With the continuing emergence of high-risk variants of concern of the severe acute respiratory syndrome coronavirus 2 (SARS-CoV-2), that has the potential to evade the host immune response and cause higher transmission rates compared to the ancestral lineage, it has become more important to identify therapies that can reduce the number of hospitalizations due to progressive or severe coronavirus disease 2019 (COVID-19).
A new preprint study on the medRxiv* server describes the results of a study that compares intravenous administration of one such therapy to its subcutaneous use, in terms of clinical outcomes.
The contribution of monoclonal antibodies (mAbs) that act specifically against the virus has been documented in many studies. The cocktail of casirivimab and imdevimab has been demonstrated to mitigate disease progression when administered as post-exposure prophylaxis or as treatment of early disease. It is used under emergency use authorization (EUA) for these indications in the USA and the UK, and other developed countries.
Its intravenous mode of administration has been studied in randomized controlled trials, which means this is the recommended mode where the U.S. Food and Drug Administration (FDA) is concerned. The subcutaneous route is permitted when intravenous infusion would not be feasible or would delay treatment, under EUA terms. There is little clarity on the efficacy of the subcutaneous route of administration, however.
The potential for subcutaneous administration would allow non-medical staff to give the drug, and expand outpatient treatment with the mAb cocktail. The current study, that appears on the medRxiv preprint server, reports on the clinical efficacy of these two routes of administration, as well as the subcutaneous route compared with non-treatment, over 28 days.

# Source information
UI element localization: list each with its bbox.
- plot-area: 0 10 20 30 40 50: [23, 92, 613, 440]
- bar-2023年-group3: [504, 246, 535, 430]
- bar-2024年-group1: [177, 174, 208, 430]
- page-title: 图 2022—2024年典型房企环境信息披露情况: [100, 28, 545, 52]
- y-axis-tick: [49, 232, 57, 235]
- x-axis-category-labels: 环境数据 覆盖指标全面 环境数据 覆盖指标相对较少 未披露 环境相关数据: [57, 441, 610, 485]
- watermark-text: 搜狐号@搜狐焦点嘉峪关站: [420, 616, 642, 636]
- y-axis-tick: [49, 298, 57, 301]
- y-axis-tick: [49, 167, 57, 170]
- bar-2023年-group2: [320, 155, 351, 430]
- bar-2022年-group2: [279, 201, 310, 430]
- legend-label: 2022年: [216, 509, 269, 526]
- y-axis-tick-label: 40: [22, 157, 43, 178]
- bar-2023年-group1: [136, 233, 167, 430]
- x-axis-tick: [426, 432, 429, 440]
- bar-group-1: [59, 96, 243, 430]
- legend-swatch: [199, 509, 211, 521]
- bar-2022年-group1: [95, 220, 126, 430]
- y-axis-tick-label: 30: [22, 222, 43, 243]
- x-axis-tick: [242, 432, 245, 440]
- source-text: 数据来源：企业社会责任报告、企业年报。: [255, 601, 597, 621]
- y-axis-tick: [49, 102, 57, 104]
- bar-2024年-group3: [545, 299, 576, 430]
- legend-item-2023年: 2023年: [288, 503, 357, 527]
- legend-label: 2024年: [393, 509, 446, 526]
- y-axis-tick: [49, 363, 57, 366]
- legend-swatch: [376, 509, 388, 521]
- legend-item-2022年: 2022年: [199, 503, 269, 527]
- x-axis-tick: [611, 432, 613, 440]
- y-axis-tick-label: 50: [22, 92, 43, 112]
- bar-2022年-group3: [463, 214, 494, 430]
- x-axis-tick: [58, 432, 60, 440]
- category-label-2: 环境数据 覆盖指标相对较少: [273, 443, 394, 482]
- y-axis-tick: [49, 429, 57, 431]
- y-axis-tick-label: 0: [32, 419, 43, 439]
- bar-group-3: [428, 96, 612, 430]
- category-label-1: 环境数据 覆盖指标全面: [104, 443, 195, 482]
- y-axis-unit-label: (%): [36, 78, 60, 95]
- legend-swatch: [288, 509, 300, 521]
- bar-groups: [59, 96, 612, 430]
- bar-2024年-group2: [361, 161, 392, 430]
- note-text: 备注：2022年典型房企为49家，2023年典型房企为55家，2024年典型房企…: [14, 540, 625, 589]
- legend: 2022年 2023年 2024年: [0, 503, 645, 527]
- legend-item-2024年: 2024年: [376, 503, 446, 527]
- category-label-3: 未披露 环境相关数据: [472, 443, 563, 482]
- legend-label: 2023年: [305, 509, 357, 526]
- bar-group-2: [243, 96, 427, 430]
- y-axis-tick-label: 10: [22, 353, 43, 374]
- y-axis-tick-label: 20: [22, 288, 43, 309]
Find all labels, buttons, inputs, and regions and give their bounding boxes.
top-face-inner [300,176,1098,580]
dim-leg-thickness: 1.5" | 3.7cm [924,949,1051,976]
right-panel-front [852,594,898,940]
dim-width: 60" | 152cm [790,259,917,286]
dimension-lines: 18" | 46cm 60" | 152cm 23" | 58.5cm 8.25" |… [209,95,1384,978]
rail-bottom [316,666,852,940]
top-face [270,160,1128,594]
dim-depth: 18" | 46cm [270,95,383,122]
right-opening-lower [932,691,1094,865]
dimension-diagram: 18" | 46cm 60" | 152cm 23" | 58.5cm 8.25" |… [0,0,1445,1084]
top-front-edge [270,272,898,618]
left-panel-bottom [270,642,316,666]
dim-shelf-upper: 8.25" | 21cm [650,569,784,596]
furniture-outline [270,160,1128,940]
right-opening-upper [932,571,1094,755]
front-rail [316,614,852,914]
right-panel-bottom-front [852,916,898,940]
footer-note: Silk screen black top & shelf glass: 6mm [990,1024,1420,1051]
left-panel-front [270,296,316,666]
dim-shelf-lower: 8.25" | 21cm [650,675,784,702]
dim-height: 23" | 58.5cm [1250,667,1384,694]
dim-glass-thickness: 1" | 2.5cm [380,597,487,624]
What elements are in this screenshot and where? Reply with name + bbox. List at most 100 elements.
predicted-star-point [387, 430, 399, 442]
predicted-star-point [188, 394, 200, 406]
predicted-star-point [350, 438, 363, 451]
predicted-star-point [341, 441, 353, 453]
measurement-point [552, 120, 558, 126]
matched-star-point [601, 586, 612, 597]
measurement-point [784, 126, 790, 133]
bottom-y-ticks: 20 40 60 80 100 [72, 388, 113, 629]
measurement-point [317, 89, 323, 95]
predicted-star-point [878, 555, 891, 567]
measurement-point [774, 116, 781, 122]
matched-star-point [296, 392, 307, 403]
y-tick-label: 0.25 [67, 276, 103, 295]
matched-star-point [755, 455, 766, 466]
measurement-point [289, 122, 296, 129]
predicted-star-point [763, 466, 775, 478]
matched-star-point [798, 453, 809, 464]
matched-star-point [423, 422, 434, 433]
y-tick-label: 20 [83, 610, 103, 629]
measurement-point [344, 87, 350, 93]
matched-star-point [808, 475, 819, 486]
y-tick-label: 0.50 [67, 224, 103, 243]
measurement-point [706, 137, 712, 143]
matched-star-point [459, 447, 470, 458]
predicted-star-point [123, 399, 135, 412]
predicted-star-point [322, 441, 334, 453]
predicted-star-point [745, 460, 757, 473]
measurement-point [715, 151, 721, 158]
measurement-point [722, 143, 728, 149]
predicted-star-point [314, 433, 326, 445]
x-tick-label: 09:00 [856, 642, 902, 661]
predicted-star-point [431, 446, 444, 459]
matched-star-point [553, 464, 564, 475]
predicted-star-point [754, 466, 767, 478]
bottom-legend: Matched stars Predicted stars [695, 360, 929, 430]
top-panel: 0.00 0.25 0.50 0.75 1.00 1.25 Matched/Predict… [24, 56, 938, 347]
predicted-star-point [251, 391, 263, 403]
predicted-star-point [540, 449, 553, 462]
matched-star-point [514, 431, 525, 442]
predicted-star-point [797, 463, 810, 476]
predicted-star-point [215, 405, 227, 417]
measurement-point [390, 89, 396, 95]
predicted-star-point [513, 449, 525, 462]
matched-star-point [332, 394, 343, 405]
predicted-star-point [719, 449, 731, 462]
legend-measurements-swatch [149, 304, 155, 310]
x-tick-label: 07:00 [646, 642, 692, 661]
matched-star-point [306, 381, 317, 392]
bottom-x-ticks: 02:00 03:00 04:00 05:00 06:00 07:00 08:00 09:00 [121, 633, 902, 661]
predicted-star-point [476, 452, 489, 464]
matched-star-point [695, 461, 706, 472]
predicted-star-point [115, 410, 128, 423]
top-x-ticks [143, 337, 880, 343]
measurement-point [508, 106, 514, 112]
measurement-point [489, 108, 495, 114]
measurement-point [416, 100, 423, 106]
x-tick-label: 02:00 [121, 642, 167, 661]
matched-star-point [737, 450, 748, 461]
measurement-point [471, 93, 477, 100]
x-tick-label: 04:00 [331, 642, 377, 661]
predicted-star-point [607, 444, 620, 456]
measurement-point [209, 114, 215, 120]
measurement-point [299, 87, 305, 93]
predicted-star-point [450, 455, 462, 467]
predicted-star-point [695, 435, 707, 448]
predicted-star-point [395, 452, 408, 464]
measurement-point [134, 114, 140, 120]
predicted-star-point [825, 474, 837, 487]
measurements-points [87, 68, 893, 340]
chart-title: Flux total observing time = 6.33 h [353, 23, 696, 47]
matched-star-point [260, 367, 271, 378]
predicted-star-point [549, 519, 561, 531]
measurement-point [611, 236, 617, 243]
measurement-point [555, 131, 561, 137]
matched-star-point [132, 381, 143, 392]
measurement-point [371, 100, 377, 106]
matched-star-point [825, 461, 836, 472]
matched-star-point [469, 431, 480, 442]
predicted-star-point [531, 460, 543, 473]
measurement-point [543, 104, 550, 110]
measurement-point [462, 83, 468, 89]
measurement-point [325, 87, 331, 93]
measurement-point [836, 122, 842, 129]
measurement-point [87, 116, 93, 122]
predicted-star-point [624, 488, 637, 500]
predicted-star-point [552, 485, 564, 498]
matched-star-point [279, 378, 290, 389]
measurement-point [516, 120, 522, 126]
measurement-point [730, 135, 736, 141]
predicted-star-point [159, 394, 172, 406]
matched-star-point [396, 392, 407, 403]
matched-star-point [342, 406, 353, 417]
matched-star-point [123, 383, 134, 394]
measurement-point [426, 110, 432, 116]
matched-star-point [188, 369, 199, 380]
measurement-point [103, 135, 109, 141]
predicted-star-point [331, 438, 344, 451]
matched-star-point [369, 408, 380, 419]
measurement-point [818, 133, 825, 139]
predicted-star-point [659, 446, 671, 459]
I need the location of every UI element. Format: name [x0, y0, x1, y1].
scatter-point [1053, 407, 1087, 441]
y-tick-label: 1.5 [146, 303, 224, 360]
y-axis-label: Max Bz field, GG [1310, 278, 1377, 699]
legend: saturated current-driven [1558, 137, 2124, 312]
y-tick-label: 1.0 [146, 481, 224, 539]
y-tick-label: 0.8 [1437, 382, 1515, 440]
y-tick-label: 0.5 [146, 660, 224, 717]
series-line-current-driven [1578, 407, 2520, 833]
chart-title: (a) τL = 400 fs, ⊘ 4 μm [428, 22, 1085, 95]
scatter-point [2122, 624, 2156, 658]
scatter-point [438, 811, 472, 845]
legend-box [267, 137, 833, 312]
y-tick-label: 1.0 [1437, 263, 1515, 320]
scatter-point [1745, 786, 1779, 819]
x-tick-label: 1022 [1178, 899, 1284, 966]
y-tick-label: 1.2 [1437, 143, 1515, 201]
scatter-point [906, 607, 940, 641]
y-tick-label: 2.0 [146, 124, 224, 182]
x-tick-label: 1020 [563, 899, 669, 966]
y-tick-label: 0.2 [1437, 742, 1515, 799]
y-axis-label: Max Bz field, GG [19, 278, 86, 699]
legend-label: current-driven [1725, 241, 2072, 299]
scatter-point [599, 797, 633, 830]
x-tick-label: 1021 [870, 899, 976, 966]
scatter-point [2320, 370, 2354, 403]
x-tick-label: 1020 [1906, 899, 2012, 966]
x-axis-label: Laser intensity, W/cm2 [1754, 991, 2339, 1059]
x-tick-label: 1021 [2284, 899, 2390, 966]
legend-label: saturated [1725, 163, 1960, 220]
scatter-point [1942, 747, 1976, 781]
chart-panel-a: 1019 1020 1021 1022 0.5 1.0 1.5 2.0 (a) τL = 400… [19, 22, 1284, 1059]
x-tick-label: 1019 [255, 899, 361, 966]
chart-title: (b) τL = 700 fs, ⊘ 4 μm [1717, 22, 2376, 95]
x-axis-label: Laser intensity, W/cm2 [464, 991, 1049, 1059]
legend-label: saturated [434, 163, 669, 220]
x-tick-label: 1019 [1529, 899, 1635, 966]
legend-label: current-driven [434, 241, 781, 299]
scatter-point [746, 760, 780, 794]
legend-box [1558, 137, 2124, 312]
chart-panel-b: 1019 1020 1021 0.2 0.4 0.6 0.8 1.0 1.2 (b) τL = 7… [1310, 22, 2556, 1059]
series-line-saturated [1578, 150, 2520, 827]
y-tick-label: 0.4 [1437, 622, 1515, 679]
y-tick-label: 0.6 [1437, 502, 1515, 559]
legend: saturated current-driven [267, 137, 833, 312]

# Brief
Transcribe the passage on intravenous versus subcutaneous use of the casirivimab and imdevimab antibody cocktail word for word, from start to finish. Rely only on the text when completing the tasks.

# Exercise answer
With the continuing emergence of high-risk variants of concern of the severe acute respiratory syndrome coronavirus 2 (SARS-CoV-2), that has the potential to evade the host immune response and cause higher transmission rates compared to the ancestral lineage, it has become more important to identify therapies that can reduce the number of hospitalizations due to progressive or severe coronavirus disease 2019 (COVID-19).
A new preprint study on the medRxiv* server describes the results of a study that compares intravenous administration of one such therapy to its subcutaneous use, in terms of clinical outcomes.
The contribution of monoclonal antibodies (mAbs) that act specifically against the virus has been documented in many studies. The cocktail of casirivimab and imdevimab has been demonstrated to mitigate disease progression when administered as post-exposure prophylaxis or as treatment of early disease. It is used under emergency use authorization (EUA) for these indications in the USA and the UK, and other developed countries.
Its intravenous mode of administration has been studied in randomized controlled trials, which means this is the recommended mode where the U.S. Food and Drug Administration (FDA) is concerned. The subcutaneous route is permitted when intravenous infusion would not be feasible or would delay treatment, under EUA terms. There is little clarity on the efficacy of the subcutaneous route of administration, however.
The potential for subcutaneous administration would allow non-medical staff to give the drug, and expand outpatient treatment with the mAb cocktail. The current study, that appears on the medRxiv preprint server, reports on the clinical efficacy of these two routes of administration, as well as the subcutaneous route compared with non-treatment, over 28 days.